DATA:

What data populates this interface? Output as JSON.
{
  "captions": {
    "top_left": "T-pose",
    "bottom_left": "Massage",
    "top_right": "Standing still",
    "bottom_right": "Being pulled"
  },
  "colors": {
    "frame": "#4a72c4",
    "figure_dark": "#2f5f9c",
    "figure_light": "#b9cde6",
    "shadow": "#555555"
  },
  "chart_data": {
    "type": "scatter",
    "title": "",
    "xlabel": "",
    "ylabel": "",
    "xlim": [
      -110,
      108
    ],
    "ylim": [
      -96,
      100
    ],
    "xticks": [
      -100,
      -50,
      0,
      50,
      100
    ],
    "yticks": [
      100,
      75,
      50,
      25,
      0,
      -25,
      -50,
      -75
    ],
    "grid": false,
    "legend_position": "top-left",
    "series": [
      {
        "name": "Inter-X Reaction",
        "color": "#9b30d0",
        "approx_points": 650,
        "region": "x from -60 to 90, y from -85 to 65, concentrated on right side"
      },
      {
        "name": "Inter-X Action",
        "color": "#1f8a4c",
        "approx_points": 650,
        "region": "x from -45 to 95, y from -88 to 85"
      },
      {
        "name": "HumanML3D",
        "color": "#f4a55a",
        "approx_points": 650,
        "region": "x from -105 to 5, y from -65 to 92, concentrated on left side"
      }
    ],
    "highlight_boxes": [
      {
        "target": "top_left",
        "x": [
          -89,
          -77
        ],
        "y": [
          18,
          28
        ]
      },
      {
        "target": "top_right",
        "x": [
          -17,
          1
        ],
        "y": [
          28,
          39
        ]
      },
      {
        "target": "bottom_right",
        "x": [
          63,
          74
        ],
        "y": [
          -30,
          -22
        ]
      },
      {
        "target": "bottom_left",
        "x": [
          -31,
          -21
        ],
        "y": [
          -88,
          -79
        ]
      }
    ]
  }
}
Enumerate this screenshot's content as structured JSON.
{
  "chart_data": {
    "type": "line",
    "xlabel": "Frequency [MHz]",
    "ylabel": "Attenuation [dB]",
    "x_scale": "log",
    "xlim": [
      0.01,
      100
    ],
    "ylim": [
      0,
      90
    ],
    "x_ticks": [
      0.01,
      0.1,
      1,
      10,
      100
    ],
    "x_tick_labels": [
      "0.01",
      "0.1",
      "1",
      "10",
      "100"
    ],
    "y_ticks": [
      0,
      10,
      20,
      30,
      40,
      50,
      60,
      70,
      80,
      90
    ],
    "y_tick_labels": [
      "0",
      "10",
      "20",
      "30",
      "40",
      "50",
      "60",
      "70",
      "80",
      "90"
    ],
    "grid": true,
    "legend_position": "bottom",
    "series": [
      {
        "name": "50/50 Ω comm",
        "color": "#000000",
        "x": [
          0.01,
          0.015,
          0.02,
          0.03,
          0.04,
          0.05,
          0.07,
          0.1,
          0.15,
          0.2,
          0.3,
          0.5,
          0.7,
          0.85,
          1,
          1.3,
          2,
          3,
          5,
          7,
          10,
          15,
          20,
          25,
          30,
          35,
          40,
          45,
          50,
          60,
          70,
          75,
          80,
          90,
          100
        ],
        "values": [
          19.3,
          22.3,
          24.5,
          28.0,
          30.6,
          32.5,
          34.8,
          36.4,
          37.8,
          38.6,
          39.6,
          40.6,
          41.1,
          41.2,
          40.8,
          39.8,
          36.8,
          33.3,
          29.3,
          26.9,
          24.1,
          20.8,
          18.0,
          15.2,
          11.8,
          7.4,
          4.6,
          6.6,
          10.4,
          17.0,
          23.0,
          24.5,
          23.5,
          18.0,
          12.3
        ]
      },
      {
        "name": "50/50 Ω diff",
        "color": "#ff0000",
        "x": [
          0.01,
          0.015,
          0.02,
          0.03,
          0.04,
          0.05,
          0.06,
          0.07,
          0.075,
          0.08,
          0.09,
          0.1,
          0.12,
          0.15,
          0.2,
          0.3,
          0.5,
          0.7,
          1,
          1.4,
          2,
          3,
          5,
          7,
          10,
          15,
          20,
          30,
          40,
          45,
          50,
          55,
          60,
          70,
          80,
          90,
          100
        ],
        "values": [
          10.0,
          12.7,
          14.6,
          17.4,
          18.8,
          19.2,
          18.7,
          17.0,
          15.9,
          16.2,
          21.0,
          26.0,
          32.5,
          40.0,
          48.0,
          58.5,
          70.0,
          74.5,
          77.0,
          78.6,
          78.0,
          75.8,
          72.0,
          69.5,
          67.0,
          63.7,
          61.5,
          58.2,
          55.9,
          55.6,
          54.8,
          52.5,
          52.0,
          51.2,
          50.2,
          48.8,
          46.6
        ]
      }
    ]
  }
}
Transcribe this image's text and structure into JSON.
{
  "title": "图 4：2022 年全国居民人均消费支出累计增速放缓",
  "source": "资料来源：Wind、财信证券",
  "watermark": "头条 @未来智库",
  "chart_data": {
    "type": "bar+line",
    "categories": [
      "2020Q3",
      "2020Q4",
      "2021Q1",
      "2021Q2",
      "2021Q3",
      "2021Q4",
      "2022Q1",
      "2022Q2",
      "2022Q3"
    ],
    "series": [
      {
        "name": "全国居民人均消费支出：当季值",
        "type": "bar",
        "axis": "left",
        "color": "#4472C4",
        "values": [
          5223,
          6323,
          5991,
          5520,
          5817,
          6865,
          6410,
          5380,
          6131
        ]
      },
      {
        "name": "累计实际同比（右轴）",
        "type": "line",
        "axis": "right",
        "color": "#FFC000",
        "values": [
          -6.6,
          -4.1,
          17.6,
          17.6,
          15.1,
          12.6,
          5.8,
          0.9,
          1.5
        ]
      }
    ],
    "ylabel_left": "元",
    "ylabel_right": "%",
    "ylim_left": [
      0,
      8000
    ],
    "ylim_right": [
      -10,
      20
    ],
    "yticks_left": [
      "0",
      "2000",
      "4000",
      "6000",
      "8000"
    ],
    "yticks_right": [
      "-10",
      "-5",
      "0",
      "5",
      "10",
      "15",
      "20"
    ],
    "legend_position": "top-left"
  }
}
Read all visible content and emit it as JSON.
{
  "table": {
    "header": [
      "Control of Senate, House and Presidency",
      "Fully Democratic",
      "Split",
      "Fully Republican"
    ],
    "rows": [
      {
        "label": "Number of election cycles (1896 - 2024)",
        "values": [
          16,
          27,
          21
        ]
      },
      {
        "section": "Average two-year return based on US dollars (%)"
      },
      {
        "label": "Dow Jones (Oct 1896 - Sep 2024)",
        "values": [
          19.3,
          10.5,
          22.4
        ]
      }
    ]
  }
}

TASK DIRECTIONS: Take the listing above and write it out again exactly.

WORKED ANSWER:
What data populates this interface? Output as JSON.
{
  "captions": {
    "top_left": "T-pose",
    "bottom_left": "Massage",
    "top_right": "Standing still",
    "bottom_right": "Being pulled"
  },
  "colors": {
    "frame": "#4a72c4",
    "figure_dark": "#2f5f9c",
    "figure_light": "#b9cde6",
    "shadow": "#555555"
  },
  "chart_data": {
    "type": "scatter",
    "title": "",
    "xlabel": "",
    "ylabel": "",
    "xlim": [
      -110,
      108
    ],
    "ylim": [
      -96,
      100
    ],
    "xticks": [
      -100,
      -50,
      0,
      50,
      100
    ],
    "yticks": [
      100,
      75,
      50,
      25,
      0,
      -25,
      -50,
      -75
    ],
    "grid": false,
    "legend_position": "top-left",
    "series": [
      {
        "name": "Inter-X Reaction",
        "color": "#9b30d0",
        "approx_points": 650,
        "region": "x from -60 to 90, y from -85 to 65, concentrated on right side"
      },
      {
        "name": "Inter-X Action",
        "color": "#1f8a4c",
        "approx_points": 650,
        "region": "x from -45 to 95, y from -88 to 85"
      },
      {
        "name": "HumanML3D",
        "color": "#f4a55a",
        "approx_points": 650,
        "region": "x from -105 to 5, y from -65 to 92, concentrated on left side"
      }
    ],
    "highlight_boxes": [
      {
        "target": "top_left",
        "x": [
          -89,
          -77
        ],
        "y": [
          18,
          28
        ]
      },
      {
        "target": "top_right",
        "x": [
          -17,
          1
        ],
        "y": [
          28,
          39
        ]
      },
      {
        "target": "bottom_right",
        "x": [
          63,
          74
        ],
        "y": [
          -30,
          -22
        ]
      },
      {
        "target": "bottom_left",
        "x": [
          -31,
          -21
        ],
        "y": [
          -88,
          -79
        ]
      }
    ]
  }
}
Enumerate this screenshot's content as structured JSON.
{
  "chart_data": {
    "type": "line",
    "xlabel": "Frequency [MHz]",
    "ylabel": "Attenuation [dB]",
    "x_scale": "log",
    "xlim": [
      0.01,
      100
    ],
    "ylim": [
      0,
      90
    ],
    "x_ticks": [
      0.01,
      0.1,
      1,
      10,
      100
    ],
    "x_tick_labels": [
      "0.01",
      "0.1",
      "1",
      "10",
      "100"
    ],
    "y_ticks": [
      0,
      10,
      20,
      30,
      40,
      50,
      60,
      70,
      80,
      90
    ],
    "y_tick_labels": [
      "0",
      "10",
      "20",
      "30",
      "40",
      "50",
      "60",
      "70",
      "80",
      "90"
    ],
    "grid": true,
    "legend_position": "bottom",
    "series": [
      {
        "name": "50/50 Ω comm",
        "color": "#000000",
        "x": [
          0.01,
          0.015,
          0.02,
          0.03,
          0.04,
          0.05,
          0.07,
          0.1,
          0.15,
          0.2,
          0.3,
          0.5,
          0.7,
          0.85,
          1,
          1.3,
          2,
          3,
          5,
          7,
          10,
          15,
          20,
          25,
          30,
          35,
          40,
          45,
          50,
          60,
          70,
          75,
          80,
          90,
          100
        ],
        "values": [
          19.3,
          22.3,
          24.5,
          28.0,
          30.6,
          32.5,
          34.8,
          36.4,
          37.8,
          38.6,
          39.6,
          40.6,
          41.1,
          41.2,
          40.8,
          39.8,
          36.8,
          33.3,
          29.3,
          26.9,
          24.1,
          20.8,
          18.0,
          15.2,
          11.8,
          7.4,
          4.6,
          6.6,
          10.4,
          17.0,
          23.0,
          24.5,
          23.5,
          18.0,
          12.3
        ]
      },
      {
        "name": "50/50 Ω diff",
        "color": "#ff0000",
        "x": [
          0.01,
          0.015,
          0.02,
          0.03,
          0.04,
          0.05,
          0.06,
          0.07,
          0.075,
          0.08,
          0.09,
          0.1,
          0.12,
          0.15,
          0.2,
          0.3,
          0.5,
          0.7,
          1,
          1.4,
          2,
          3,
          5,
          7,
          10,
          15,
          20,
          30,
          40,
          45,
          50,
          55,
          60,
          70,
          80,
          90,
          100
        ],
        "values": [
          10.0,
          12.7,
          14.6,
          17.4,
          18.8,
          19.2,
          18.7,
          17.0,
          15.9,
          16.2,
          21.0,
          26.0,
          32.5,
          40.0,
          48.0,
          58.5,
          70.0,
          74.5,
          77.0,
          78.6,
          78.0,
          75.8,
          72.0,
          69.5,
          67.0,
          63.7,
          61.5,
          58.2,
          55.9,
          55.6,
          54.8,
          52.5,
          52.0,
          51.2,
          50.2,
          48.8,
          46.6
        ]
      }
    ]
  }
}
Transcribe this image's text and structure into JSON.
{
  "title": "图 4：2022 年全国居民人均消费支出累计增速放缓",
  "source": "资料来源：Wind、财信证券",
  "watermark": "头条 @未来智库",
  "chart_data": {
    "type": "bar+line",
    "categories": [
      "2020Q3",
      "2020Q4",
      "2021Q1",
      "2021Q2",
      "2021Q3",
      "2021Q4",
      "2022Q1",
      "2022Q2",
      "2022Q3"
    ],
    "series": [
      {
        "name": "全国居民人均消费支出：当季值",
        "type": "bar",
        "axis": "left",
        "color": "#4472C4",
        "values": [
          5223,
          6323,
          5991,
          5520,
          5817,
          6865,
          6410,
          5380,
          6131
        ]
      },
      {
        "name": "累计实际同比（右轴）",
        "type": "line",
        "axis": "right",
        "color": "#FFC000",
        "values": [
          -6.6,
          -4.1,
          17.6,
          17.6,
          15.1,
          12.6,
          5.8,
          0.9,
          1.5
        ]
      }
    ],
    "ylabel_left": "元",
    "ylabel_right": "%",
    "ylim_left": [
      0,
      8000
    ],
    "ylim_right": [
      -10,
      20
    ],
    "yticks_left": [
      "0",
      "2000",
      "4000",
      "6000",
      "8000"
    ],
    "yticks_right": [
      "-10",
      "-5",
      "0",
      "5",
      "10",
      "15",
      "20"
    ],
    "legend_position": "top-left"
  }
}
Read all visible content and emit it as JSON.
{
  "table": {
    "header": [
      "Control of Senate, House and Presidency",
      "Fully Democratic",
      "Split",
      "Fully Republican"
    ],
    "rows": [
      {
        "label": "Number of election cycles (1896 - 2024)",
        "values": [
          16,
          27,
          21
        ]
      },
      {
        "section": "Average two-year return based on US dollars (%)"
      },
      {
        "label": "Dow Jones (Oct 1896 - Sep 2024)",
        "values": [
          19.3,
          10.5,
          22.4
        ]
      }
    ]
  }
}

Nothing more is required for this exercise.